**Task goal**
Please print the full listing exactly.

**Data to process**
======

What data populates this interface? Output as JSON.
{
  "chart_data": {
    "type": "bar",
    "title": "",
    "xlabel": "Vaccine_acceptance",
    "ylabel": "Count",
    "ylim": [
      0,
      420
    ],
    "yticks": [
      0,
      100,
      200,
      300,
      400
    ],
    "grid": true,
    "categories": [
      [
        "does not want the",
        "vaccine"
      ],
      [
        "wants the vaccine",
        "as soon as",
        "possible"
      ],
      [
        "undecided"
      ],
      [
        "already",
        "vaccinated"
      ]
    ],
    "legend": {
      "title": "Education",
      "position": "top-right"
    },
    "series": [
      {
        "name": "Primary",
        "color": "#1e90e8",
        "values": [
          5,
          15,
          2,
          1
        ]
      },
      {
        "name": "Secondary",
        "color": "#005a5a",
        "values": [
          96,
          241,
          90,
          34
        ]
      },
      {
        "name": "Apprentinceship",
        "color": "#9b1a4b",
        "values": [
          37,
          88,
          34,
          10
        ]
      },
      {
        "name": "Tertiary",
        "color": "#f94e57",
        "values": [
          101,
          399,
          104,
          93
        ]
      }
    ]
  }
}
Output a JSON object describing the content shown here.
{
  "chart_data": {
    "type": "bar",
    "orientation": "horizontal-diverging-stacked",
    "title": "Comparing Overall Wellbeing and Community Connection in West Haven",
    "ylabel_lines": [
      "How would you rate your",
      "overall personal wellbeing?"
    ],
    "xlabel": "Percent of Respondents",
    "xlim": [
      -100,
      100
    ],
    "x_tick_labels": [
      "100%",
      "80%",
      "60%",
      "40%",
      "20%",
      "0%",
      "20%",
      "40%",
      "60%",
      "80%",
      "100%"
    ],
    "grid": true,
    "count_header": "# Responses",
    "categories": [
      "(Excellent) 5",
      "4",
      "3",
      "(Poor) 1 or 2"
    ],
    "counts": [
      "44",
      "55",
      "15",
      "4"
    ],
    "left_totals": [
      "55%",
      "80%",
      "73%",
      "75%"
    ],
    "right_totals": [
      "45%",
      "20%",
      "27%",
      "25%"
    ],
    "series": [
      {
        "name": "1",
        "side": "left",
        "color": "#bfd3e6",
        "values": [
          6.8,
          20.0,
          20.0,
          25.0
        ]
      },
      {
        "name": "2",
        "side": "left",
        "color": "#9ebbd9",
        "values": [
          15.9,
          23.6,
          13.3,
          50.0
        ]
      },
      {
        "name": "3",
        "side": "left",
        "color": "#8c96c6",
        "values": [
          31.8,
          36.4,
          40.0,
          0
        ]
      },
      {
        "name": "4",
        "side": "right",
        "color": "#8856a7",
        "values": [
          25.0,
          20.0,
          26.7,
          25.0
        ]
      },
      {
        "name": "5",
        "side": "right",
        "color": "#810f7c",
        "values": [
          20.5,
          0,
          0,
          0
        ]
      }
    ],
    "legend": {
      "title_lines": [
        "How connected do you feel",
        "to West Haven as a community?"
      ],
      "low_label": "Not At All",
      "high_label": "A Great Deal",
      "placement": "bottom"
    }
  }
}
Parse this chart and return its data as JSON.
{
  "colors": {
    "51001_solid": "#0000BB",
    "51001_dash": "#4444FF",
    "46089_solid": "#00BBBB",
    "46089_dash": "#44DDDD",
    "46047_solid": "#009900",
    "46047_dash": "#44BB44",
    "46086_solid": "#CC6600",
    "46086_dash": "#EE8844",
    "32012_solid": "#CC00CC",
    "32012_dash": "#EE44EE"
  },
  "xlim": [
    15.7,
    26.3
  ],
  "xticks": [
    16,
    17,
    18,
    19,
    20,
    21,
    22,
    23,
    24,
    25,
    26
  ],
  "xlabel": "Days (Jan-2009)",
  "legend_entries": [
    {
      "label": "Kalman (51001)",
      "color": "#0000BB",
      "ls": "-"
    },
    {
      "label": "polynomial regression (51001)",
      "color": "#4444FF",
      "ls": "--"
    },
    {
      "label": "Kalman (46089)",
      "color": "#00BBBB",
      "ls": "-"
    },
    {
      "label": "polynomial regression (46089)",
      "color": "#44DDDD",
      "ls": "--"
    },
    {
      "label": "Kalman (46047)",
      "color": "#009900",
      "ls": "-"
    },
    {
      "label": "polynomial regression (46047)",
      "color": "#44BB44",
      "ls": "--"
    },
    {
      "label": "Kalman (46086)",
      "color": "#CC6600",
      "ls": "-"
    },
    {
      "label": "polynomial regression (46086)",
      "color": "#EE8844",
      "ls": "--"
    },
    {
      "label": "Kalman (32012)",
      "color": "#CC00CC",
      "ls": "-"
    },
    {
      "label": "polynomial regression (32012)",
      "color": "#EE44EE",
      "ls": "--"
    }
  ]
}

======

**Correct answer**
What data populates this interface? Output as JSON.
{
  "chart_data": {
    "type": "bar",
    "title": "",
    "xlabel": "Vaccine_acceptance",
    "ylabel": "Count",
    "ylim": [
      0,
      420
    ],
    "yticks": [
      0,
      100,
      200,
      300,
      400
    ],
    "grid": true,
    "categories": [
      [
        "does not want the",
        "vaccine"
      ],
      [
        "wants the vaccine",
        "as soon as",
        "possible"
      ],
      [
        "undecided"
      ],
      [
        "already",
        "vaccinated"
      ]
    ],
    "legend": {
      "title": "Education",
      "position": "top-right"
    },
    "series": [
      {
        "name": "Primary",
        "color": "#1e90e8",
        "values": [
          5,
          15,
          2,
          1
        ]
      },
      {
        "name": "Secondary",
        "color": "#005a5a",
        "values": [
          96,
          241,
          90,
          34
        ]
      },
      {
        "name": "Apprentinceship",
        "color": "#9b1a4b",
        "values": [
          37,
          88,
          34,
          10
        ]
      },
      {
        "name": "Tertiary",
        "color": "#f94e57",
        "values": [
          101,
          399,
          104,
          93
        ]
      }
    ]
  }
}
Output a JSON object describing the content shown here.
{
  "chart_data": {
    "type": "bar",
    "orientation": "horizontal-diverging-stacked",
    "title": "Comparing Overall Wellbeing and Community Connection in West Haven",
    "ylabel_lines": [
      "How would you rate your",
      "overall personal wellbeing?"
    ],
    "xlabel": "Percent of Respondents",
    "xlim": [
      -100,
      100
    ],
    "x_tick_labels": [
      "100%",
      "80%",
      "60%",
      "40%",
      "20%",
      "0%",
      "20%",
      "40%",
      "60%",
      "80%",
      "100%"
    ],
    "grid": true,
    "count_header": "# Responses",
    "categories": [
      "(Excellent) 5",
      "4",
      "3",
      "(Poor) 1 or 2"
    ],
    "counts": [
      "44",
      "55",
      "15",
      "4"
    ],
    "left_totals": [
      "55%",
      "80%",
      "73%",
      "75%"
    ],
    "right_totals": [
      "45%",
      "20%",
      "27%",
      "25%"
    ],
    "series": [
      {
        "name": "1",
        "side": "left",
        "color": "#bfd3e6",
        "values": [
          6.8,
          20.0,
          20.0,
          25.0
        ]
      },
      {
        "name": "2",
        "side": "left",
        "color": "#9ebbd9",
        "values": [
          15.9,
          23.6,
          13.3,
          50.0
        ]
      },
      {
        "name": "3",
        "side": "left",
        "color": "#8c96c6",
        "values": [
          31.8,
          36.4,
          40.0,
          0
        ]
      },
      {
        "name": "4",
        "side": "right",
        "color": "#8856a7",
        "values": [
          25.0,
          20.0,
          26.7,
          25.0
        ]
      },
      {
        "name": "5",
        "side": "right",
        "color": "#810f7c",
        "values": [
          20.5,
          0,
          0,
          0
        ]
      }
    ],
    "legend": {
      "title_lines": [
        "How connected do you feel",
        "to West Haven as a community?"
      ],
      "low_label": "Not At All",
      "high_label": "A Great Deal",
      "placement": "bottom"
    }
  }
}
Parse this chart and return its data as JSON.
{
  "colors": {
    "51001_solid": "#0000BB",
    "51001_dash": "#4444FF",
    "46089_solid": "#00BBBB",
    "46089_dash": "#44DDDD",
    "46047_solid": "#009900",
    "46047_dash": "#44BB44",
    "46086_solid": "#CC6600",
    "46086_dash": "#EE8844",
    "32012_solid": "#CC00CC",
    "32012_dash": "#EE44EE"
  },
  "xlim": [
    15.7,
    26.3
  ],
  "xticks": [
    16,
    17,
    18,
    19,
    20,
    21,
    22,
    23,
    24,
    25,
    26
  ],
  "xlabel": "Days (Jan-2009)",
  "legend_entries": [
    {
      "label": "Kalman (51001)",
      "color": "#0000BB",
      "ls": "-"
    },
    {
      "label": "polynomial regression (51001)",
      "color": "#4444FF",
      "ls": "--"
    },
    {
      "label": "Kalman (46089)",
      "color": "#00BBBB",
      "ls": "-"
    },
    {
      "label": "polynomial regression (46089)",
      "color": "#44DDDD",
      "ls": "--"
    },
    {
      "label": "Kalman (46047)",
      "color": "#009900",
      "ls": "-"
    },
    {
      "label": "polynomial regression (46047)",
      "color": "#44BB44",
      "ls": "--"
    },
    {
      "label": "Kalman (46086)",
      "color": "#CC6600",
      "ls": "-"
    },
    {
      "label": "polynomial regression (46086)",
      "color": "#EE8844",
      "ls": "--"
    },
    {
      "label": "Kalman (32012)",
      "color": "#CC00CC",
      "ls": "-"
    },
    {
      "label": "polynomial regression (32012)",
      "color": "#EE44EE",
      "ls": "--"
    }
  ]
}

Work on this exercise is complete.